─── SUPPLIED RECORDS ───

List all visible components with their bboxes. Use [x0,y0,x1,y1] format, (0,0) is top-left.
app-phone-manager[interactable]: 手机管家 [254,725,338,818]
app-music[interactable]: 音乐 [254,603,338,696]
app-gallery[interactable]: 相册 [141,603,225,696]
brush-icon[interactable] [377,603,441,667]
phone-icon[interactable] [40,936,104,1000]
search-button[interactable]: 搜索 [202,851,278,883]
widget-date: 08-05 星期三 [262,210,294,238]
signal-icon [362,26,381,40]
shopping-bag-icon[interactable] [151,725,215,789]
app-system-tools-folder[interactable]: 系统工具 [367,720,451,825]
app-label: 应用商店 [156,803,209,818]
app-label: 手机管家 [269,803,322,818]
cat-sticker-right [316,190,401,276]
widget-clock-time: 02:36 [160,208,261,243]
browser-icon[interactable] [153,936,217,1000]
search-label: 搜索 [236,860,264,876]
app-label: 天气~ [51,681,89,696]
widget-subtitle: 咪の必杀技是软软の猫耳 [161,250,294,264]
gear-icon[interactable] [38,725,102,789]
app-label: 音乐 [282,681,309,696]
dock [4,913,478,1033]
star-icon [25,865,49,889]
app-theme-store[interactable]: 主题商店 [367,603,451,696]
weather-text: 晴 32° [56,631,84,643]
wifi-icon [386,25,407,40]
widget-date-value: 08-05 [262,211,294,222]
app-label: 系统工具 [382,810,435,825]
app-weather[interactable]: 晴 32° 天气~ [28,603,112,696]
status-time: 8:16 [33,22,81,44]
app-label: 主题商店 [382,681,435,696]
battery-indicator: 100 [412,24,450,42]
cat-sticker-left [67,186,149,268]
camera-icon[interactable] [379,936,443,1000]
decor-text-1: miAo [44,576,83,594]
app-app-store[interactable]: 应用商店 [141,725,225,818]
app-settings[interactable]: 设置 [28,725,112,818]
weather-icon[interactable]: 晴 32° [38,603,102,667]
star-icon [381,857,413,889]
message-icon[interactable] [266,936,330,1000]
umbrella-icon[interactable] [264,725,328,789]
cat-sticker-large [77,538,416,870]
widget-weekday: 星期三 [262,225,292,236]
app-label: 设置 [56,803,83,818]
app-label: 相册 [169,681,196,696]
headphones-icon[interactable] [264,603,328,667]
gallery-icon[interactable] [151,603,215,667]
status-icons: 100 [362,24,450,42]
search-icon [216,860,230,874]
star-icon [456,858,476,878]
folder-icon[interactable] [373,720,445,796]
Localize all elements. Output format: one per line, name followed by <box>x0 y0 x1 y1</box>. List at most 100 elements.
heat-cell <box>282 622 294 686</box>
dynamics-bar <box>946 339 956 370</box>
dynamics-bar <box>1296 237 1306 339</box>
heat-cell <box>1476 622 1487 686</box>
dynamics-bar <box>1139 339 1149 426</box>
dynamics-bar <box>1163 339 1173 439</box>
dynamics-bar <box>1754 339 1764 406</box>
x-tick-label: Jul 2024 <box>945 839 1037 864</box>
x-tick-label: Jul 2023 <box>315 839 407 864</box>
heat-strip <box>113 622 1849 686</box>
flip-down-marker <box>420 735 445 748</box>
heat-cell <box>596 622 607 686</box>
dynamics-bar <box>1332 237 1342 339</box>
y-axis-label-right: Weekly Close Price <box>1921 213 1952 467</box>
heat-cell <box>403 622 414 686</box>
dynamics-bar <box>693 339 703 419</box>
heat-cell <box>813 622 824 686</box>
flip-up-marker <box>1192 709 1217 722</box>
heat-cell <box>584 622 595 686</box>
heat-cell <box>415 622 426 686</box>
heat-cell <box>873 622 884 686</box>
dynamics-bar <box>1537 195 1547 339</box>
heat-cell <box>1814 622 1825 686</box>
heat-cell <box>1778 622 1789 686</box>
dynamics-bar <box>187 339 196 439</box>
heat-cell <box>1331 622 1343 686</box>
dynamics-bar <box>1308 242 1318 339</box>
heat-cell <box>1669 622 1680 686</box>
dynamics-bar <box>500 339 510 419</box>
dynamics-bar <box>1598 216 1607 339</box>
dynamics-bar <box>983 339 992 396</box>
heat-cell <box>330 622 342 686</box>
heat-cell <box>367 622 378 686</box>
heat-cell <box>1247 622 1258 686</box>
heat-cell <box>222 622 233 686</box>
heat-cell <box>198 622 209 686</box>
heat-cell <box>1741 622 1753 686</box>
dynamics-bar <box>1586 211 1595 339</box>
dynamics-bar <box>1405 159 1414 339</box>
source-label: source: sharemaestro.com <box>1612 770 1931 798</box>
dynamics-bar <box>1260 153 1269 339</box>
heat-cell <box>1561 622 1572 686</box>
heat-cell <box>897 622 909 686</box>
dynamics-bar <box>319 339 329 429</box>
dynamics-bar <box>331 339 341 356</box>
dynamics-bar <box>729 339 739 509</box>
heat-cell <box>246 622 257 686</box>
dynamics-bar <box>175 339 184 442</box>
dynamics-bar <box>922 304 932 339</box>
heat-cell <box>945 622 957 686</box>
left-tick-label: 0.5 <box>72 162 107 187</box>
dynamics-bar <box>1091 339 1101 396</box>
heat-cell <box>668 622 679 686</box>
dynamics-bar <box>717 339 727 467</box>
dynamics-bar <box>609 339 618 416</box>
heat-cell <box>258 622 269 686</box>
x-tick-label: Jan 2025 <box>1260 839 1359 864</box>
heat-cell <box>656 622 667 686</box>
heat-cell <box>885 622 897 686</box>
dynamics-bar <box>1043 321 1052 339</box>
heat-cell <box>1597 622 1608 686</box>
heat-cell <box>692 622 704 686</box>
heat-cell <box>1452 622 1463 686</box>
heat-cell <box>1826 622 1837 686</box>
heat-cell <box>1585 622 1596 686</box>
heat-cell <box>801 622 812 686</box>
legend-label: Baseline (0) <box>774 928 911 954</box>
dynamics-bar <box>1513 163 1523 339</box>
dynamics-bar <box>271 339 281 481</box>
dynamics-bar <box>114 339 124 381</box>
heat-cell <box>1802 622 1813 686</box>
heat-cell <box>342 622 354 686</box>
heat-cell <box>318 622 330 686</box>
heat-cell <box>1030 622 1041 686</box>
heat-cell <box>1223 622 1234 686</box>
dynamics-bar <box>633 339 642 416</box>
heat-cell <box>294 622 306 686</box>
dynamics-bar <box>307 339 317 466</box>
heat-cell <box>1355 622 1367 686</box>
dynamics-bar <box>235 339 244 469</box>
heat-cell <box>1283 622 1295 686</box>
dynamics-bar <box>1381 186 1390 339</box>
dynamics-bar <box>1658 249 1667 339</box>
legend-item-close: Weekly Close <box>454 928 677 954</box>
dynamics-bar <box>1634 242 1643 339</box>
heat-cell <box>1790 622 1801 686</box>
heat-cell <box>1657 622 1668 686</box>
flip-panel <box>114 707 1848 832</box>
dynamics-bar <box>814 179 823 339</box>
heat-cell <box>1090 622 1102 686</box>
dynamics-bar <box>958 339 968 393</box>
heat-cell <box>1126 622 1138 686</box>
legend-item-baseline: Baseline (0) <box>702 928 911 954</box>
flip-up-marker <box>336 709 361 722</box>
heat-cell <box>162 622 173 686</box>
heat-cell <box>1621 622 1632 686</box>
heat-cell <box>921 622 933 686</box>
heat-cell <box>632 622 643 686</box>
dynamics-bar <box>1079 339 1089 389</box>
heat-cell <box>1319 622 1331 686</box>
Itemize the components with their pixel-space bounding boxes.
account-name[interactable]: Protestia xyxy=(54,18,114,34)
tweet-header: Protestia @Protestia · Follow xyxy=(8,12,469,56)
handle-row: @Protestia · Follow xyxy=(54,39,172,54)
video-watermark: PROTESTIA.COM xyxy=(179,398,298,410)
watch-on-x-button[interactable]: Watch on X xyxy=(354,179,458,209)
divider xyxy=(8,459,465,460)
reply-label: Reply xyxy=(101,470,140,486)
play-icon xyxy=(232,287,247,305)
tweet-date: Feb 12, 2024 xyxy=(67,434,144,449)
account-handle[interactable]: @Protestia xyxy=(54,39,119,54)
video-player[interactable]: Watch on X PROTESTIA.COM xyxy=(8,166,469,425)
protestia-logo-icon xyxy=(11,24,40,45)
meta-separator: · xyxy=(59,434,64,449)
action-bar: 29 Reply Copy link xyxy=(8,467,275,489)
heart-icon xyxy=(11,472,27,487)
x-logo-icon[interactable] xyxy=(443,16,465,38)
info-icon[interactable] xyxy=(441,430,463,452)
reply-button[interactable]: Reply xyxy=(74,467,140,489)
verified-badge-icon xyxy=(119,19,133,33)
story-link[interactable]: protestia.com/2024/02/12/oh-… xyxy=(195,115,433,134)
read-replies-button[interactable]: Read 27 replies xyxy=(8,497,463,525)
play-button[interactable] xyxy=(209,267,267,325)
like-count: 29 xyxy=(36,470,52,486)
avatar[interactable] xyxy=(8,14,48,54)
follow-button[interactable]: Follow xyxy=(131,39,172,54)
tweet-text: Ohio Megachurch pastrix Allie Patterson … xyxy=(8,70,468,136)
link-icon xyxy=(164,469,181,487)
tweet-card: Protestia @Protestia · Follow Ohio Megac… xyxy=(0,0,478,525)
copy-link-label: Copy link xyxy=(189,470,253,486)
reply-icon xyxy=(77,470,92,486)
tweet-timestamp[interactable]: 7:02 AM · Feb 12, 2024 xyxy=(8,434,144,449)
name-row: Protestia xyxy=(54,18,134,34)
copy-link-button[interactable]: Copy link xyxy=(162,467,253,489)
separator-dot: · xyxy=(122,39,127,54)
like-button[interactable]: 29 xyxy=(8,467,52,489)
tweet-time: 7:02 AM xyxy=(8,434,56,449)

───

* **STATED EXERCISE**: Rewrite the entries from their first line through the line containing "status-icons: 100 [362,24,450,42]", both ends included, as a numbered list with any blank lines omitted.

* **RESULT**:
1. List all visible components with their bboxes. Use [x0,y0,x1,y1] format, (0,0) is top-left.
2. app-phone-manager[interactable]: 手机管家 [254,725,338,818]
3. app-music[interactable]: 音乐 [254,603,338,696]
4. app-gallery[interactable]: 相册 [141,603,225,696]
5. brush-icon[interactable] [377,603,441,667]
6. phone-icon[interactable] [40,936,104,1000]
7. search-button[interactable]: 搜索 [202,851,278,883]
8. widget-date: 08-05 星期三 [262,210,294,238]
9. signal-icon [362,26,381,40]
10. shopping-bag-icon[interactable] [151,725,215,789]
11. app-system-tools-folder[interactable]: 系统工具 [367,720,451,825]
12. app-label: 应用商店 [156,803,209,818]
13. app-label: 手机管家 [269,803,322,818]
14. cat-sticker-right [316,190,401,276]
15. widget-clock-time: 02:36 [160,208,261,243]
16. browser-icon[interactable] [153,936,217,1000]
17. search-label: 搜索 [236,860,264,876]
18. app-label: 天气~ [51,681,89,696]
19. widget-subtitle: 咪の必杀技是软软の猫耳 [161,250,294,264]
20. gear-icon[interactable] [38,725,102,789]
21. app-label: 音乐 [282,681,309,696]
22. dock [4,913,478,1033]
23. star-icon [25,865,49,889]
24. app-theme-store[interactable]: 主题商店 [367,603,451,696]
25. weather-text: 晴 32° [56,631,84,643]
26. wifi-icon [386,25,407,40]
27. widget-date-value: 08-05 [262,211,294,222]
28. app-label: 系统工具 [382,810,435,825]
29. app-weather[interactable]: 晴 32° 天气~ [28,603,112,696]
30. status-time: 8:16 [33,22,81,44]
31. app-label: 主题商店 [382,681,435,696]
32. battery-indicator: 100 [412,24,450,42]
33. cat-sticker-left [67,186,149,268]
34. camera-icon[interactable] [379,936,443,1000]
35. decor-text-1: miAo [44,576,83,594]
36. app-app-store[interactable]: 应用商店 [141,725,225,818]
37. app-settings[interactable]: 设置 [28,725,112,818]
38. weather-icon[interactable]: 晴 32° [38,603,102,667]
39. star-icon [381,857,413,889]
40. message-icon[interactable] [266,936,330,1000]
41. umbrella-icon[interactable] [264,725,328,789]
42. cat-sticker-large [77,538,416,870]
43. widget-weekday: 星期三 [262,225,292,236]
44. app-label: 设置 [56,803,83,818]
45. app-label: 相册 [169,681,196,696]
46. headphones-icon[interactable] [264,603,328,667]
47. gallery-icon[interactable] [151,603,215,667]
48. status-icons: 100 [362,24,450,42]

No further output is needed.